AIM = Reproduce the listing below, swapping "inland-lakes" for "lake-region" and leaving every other line unchanged.

RECORDS SUPPLIED =
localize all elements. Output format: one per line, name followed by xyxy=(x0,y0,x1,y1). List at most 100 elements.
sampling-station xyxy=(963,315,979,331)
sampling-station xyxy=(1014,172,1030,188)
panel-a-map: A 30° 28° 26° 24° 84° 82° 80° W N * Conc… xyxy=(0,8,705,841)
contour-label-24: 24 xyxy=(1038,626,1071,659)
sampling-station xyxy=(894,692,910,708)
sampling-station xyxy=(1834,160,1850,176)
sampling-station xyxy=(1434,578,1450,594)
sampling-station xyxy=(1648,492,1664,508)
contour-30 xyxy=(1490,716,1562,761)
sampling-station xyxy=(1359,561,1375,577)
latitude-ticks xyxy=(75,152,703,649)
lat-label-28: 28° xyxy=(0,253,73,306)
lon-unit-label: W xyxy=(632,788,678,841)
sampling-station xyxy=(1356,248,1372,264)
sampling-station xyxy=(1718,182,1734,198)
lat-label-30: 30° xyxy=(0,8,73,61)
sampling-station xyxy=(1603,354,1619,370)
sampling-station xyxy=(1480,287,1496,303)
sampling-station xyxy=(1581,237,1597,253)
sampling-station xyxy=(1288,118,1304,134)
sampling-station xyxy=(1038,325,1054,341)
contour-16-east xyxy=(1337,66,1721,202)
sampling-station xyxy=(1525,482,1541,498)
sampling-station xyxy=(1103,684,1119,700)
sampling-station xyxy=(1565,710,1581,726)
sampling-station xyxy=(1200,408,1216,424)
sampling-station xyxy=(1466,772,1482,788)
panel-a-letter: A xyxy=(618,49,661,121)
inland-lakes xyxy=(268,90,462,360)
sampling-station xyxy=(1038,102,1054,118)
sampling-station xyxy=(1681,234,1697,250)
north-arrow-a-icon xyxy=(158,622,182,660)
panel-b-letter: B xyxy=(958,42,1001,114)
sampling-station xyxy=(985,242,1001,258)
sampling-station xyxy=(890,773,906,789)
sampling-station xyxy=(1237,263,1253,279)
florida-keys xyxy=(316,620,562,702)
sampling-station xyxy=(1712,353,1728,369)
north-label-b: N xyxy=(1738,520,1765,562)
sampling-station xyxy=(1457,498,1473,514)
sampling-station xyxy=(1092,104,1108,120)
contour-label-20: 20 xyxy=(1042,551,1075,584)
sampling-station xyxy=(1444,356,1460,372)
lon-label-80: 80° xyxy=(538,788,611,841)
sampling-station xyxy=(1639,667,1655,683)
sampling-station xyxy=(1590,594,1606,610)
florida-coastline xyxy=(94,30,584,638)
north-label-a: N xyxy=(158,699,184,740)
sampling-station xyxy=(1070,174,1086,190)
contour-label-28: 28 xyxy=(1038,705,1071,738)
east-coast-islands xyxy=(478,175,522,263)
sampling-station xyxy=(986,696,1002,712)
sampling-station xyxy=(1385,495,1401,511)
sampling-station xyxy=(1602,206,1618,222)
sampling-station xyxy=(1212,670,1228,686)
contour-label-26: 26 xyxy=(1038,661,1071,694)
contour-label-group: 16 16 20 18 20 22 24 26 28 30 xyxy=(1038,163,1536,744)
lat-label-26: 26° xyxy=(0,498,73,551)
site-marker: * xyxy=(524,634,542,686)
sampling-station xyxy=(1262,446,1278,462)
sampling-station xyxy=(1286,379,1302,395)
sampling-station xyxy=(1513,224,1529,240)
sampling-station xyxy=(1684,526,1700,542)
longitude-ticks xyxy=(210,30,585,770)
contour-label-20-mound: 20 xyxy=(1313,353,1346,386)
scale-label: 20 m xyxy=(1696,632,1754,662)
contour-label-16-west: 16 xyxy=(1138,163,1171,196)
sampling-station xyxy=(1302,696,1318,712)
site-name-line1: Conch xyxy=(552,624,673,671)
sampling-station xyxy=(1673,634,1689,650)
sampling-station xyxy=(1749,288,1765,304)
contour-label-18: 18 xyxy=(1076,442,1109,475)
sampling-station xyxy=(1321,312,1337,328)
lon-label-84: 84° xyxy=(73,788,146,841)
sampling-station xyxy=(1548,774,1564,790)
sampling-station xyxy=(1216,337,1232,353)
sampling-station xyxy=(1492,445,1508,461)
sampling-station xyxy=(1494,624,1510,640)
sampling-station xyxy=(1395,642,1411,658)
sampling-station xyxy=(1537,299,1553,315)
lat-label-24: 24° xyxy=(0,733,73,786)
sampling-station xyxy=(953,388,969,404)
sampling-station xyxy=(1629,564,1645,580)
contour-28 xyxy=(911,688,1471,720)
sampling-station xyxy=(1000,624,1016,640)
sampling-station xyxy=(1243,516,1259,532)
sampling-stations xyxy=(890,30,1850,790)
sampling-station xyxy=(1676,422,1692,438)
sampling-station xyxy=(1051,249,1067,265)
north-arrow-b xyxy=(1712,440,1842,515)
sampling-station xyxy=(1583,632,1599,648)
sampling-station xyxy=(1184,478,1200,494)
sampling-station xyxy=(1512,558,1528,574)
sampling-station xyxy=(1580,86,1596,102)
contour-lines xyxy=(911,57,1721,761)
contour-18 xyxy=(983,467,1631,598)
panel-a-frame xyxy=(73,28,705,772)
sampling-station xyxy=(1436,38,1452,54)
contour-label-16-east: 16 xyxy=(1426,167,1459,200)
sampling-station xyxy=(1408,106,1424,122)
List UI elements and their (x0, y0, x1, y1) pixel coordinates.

FINISHED TASK =
localize all elements. Output format: one per line, name followed by xyxy=(x0,y0,x1,y1). List at most 100 elements.
sampling-station xyxy=(963,315,979,331)
sampling-station xyxy=(1014,172,1030,188)
panel-a-map: A 30° 28° 26° 24° 84° 82° 80° W N * Conc… xyxy=(0,8,705,841)
contour-label-24: 24 xyxy=(1038,626,1071,659)
sampling-station xyxy=(894,692,910,708)
sampling-station xyxy=(1834,160,1850,176)
sampling-station xyxy=(1434,578,1450,594)
sampling-station xyxy=(1648,492,1664,508)
contour-30 xyxy=(1490,716,1562,761)
sampling-station xyxy=(1359,561,1375,577)
latitude-ticks xyxy=(75,152,703,649)
lat-label-28: 28° xyxy=(0,253,73,306)
lon-unit-label: W xyxy=(632,788,678,841)
sampling-station xyxy=(1356,248,1372,264)
sampling-station xyxy=(1718,182,1734,198)
lat-label-30: 30° xyxy=(0,8,73,61)
sampling-station xyxy=(1603,354,1619,370)
sampling-station xyxy=(1480,287,1496,303)
sampling-station xyxy=(1581,237,1597,253)
sampling-station xyxy=(1288,118,1304,134)
sampling-station xyxy=(1038,325,1054,341)
contour-16-east xyxy=(1337,66,1721,202)
sampling-station xyxy=(1525,482,1541,498)
sampling-station xyxy=(1103,684,1119,700)
sampling-station xyxy=(1565,710,1581,726)
sampling-station xyxy=(1200,408,1216,424)
sampling-station xyxy=(1466,772,1482,788)
panel-a-letter: A xyxy=(618,49,661,121)
lake-region xyxy=(268,90,462,360)
sampling-station xyxy=(1038,102,1054,118)
sampling-station xyxy=(1681,234,1697,250)
north-arrow-a-icon xyxy=(158,622,182,660)
panel-b-letter: B xyxy=(958,42,1001,114)
sampling-station xyxy=(985,242,1001,258)
sampling-station xyxy=(890,773,906,789)
sampling-station xyxy=(1237,263,1253,279)
florida-keys xyxy=(316,620,562,702)
sampling-station xyxy=(1712,353,1728,369)
north-label-b: N xyxy=(1738,520,1765,562)
sampling-station xyxy=(1457,498,1473,514)
sampling-station xyxy=(1092,104,1108,120)
contour-label-20: 20 xyxy=(1042,551,1075,584)
sampling-station xyxy=(1444,356,1460,372)
lon-label-80: 80° xyxy=(538,788,611,841)
sampling-station xyxy=(1639,667,1655,683)
sampling-station xyxy=(1590,594,1606,610)
florida-coastline xyxy=(94,30,584,638)
north-label-a: N xyxy=(158,699,184,740)
sampling-station xyxy=(1070,174,1086,190)
contour-label-28: 28 xyxy=(1038,705,1071,738)
east-coast-islands xyxy=(478,175,522,263)
sampling-station xyxy=(986,696,1002,712)
sampling-station xyxy=(1385,495,1401,511)
sampling-station xyxy=(1602,206,1618,222)
sampling-station xyxy=(1212,670,1228,686)
contour-label-26: 26 xyxy=(1038,661,1071,694)
contour-label-group: 16 16 20 18 20 22 24 26 28 30 xyxy=(1038,163,1536,744)
lat-label-26: 26° xyxy=(0,498,73,551)
site-marker: * xyxy=(524,634,542,686)
sampling-station xyxy=(1262,446,1278,462)
sampling-station xyxy=(1286,379,1302,395)
sampling-station xyxy=(1513,224,1529,240)
sampling-station xyxy=(1684,526,1700,542)
longitude-ticks xyxy=(210,30,585,770)
contour-label-20-mound: 20 xyxy=(1313,353,1346,386)
scale-label: 20 m xyxy=(1696,632,1754,662)
contour-label-16-west: 16 xyxy=(1138,163,1171,196)
sampling-station xyxy=(1302,696,1318,712)
site-name-line1: Conch xyxy=(552,624,673,671)
sampling-station xyxy=(1673,634,1689,650)
sampling-station xyxy=(1749,288,1765,304)
contour-label-18: 18 xyxy=(1076,442,1109,475)
sampling-station xyxy=(1321,312,1337,328)
lon-label-84: 84° xyxy=(73,788,146,841)
sampling-station xyxy=(1548,774,1564,790)
sampling-station xyxy=(1216,337,1232,353)
sampling-station xyxy=(1492,445,1508,461)
sampling-station xyxy=(1494,624,1510,640)
sampling-station xyxy=(1395,642,1411,658)
sampling-station xyxy=(1537,299,1553,315)
lat-label-24: 24° xyxy=(0,733,73,786)
sampling-station xyxy=(953,388,969,404)
sampling-station xyxy=(1629,564,1645,580)
contour-28 xyxy=(911,688,1471,720)
sampling-station xyxy=(1000,624,1016,640)
sampling-station xyxy=(1243,516,1259,532)
sampling-stations xyxy=(890,30,1850,790)
sampling-station xyxy=(1676,422,1692,438)
sampling-station xyxy=(1051,249,1067,265)
north-arrow-b xyxy=(1712,440,1842,515)
sampling-station xyxy=(1583,632,1599,648)
sampling-station xyxy=(1184,478,1200,494)
sampling-station xyxy=(1512,558,1528,574)
sampling-station xyxy=(1580,86,1596,102)
contour-lines xyxy=(911,57,1721,761)
contour-18 xyxy=(983,467,1631,598)
panel-a-frame xyxy=(73,28,705,772)
sampling-station xyxy=(1436,38,1452,54)
contour-label-16-east: 16 xyxy=(1426,167,1459,200)
sampling-station xyxy=(1408,106,1424,122)
List UI elements and their (x0, y0, x1, y1) pixel coordinates.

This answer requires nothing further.